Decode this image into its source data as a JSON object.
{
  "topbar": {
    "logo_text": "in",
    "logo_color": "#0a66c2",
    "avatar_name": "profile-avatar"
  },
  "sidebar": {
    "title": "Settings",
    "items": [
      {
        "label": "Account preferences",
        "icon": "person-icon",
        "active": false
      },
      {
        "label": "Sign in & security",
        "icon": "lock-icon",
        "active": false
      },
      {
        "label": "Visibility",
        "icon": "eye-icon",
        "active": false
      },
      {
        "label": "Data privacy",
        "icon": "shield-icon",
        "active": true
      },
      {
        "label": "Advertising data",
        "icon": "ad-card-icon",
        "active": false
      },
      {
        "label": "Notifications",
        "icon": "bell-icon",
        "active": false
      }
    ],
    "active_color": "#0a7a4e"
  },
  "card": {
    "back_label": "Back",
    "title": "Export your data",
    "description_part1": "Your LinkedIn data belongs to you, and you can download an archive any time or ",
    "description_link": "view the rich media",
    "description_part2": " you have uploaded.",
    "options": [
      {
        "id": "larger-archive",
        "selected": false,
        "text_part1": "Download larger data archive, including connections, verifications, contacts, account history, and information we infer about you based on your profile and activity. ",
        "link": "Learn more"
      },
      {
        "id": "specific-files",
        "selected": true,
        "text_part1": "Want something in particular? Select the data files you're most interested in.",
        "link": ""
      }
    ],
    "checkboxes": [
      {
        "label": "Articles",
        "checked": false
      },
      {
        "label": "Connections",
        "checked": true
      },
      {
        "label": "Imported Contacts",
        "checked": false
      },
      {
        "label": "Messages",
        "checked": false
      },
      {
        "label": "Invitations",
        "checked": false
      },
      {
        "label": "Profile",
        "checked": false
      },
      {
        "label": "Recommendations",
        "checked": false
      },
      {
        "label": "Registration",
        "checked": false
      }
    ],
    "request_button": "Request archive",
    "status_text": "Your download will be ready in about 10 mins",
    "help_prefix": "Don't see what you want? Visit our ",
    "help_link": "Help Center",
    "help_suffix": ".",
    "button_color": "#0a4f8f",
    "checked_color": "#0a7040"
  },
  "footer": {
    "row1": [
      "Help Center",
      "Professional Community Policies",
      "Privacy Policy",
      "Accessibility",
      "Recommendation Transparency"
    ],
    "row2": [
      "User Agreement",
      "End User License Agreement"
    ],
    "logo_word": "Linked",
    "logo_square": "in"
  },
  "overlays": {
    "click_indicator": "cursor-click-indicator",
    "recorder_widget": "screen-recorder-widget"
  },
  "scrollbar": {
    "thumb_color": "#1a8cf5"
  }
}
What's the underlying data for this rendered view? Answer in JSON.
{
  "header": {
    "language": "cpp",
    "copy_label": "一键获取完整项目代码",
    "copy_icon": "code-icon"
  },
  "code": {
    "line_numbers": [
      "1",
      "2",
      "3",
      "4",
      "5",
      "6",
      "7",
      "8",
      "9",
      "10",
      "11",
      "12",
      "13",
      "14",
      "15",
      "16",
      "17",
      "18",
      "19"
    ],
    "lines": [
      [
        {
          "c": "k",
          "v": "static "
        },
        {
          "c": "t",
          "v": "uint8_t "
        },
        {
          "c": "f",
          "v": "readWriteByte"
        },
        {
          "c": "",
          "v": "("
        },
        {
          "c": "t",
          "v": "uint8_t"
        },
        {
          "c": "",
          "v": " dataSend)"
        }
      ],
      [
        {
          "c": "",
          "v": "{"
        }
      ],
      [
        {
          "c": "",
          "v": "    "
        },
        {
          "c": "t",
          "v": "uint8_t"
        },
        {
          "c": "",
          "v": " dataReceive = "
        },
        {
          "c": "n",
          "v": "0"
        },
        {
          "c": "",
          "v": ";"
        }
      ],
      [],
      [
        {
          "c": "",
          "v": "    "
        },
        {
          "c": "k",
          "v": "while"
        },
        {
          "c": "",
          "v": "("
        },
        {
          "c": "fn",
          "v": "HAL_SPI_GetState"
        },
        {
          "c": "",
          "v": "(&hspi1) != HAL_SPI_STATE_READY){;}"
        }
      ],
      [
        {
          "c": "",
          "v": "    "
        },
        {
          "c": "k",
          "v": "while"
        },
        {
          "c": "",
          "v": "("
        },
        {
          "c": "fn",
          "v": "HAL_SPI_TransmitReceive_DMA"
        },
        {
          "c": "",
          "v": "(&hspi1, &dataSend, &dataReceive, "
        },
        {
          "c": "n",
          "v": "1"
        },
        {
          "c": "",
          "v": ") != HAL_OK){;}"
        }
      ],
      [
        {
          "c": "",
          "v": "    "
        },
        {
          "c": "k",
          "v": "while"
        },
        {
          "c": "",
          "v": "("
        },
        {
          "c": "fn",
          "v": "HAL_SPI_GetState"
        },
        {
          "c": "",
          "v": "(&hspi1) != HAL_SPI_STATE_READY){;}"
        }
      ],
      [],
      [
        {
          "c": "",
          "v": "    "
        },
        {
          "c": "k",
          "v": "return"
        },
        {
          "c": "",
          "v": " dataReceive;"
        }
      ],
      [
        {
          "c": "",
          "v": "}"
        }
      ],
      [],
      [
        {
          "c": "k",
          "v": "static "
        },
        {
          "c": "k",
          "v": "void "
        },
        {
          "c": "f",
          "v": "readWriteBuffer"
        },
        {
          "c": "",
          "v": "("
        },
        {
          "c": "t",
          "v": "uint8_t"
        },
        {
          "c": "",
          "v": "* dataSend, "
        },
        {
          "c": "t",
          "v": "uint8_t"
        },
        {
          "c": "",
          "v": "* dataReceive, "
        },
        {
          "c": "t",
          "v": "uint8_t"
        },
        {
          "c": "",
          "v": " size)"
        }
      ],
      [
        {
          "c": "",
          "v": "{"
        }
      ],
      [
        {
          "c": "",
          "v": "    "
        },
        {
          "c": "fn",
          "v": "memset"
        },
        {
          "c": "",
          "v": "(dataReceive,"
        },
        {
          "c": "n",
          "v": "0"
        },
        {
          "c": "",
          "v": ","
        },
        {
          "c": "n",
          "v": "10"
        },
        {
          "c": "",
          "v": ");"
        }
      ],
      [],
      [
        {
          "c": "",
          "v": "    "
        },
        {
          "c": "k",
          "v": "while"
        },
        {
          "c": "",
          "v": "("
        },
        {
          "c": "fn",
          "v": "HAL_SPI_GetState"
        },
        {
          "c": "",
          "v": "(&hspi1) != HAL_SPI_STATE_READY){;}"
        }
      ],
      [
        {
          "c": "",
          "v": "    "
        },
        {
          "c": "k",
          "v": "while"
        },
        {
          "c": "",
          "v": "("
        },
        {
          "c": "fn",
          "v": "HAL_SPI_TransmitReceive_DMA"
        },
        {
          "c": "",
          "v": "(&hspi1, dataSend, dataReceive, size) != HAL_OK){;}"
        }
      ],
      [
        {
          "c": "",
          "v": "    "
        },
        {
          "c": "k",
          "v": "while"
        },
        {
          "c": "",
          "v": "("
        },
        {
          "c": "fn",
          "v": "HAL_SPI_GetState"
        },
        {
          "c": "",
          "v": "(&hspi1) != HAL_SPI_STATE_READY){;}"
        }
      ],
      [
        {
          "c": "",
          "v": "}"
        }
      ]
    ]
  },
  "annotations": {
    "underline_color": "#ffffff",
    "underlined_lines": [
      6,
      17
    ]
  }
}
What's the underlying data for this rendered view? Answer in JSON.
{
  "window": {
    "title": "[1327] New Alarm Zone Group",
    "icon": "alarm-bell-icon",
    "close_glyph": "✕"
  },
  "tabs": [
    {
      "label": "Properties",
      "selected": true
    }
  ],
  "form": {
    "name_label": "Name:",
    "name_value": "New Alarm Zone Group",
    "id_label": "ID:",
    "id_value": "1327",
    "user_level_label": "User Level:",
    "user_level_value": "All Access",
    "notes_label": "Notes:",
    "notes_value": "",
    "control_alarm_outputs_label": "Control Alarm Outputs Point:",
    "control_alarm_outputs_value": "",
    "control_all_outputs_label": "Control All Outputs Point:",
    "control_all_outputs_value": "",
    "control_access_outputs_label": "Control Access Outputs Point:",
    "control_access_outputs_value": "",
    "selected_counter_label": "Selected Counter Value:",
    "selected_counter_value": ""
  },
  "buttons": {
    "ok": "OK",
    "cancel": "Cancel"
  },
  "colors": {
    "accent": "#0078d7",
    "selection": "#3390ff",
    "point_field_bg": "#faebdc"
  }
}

═══

What you will do —
All lines above containing the string "files" are to be collected.

Task answer —
        "id": "specific-files",
        "text_part1": "Want something in particular? Select the data files you're most interested in.",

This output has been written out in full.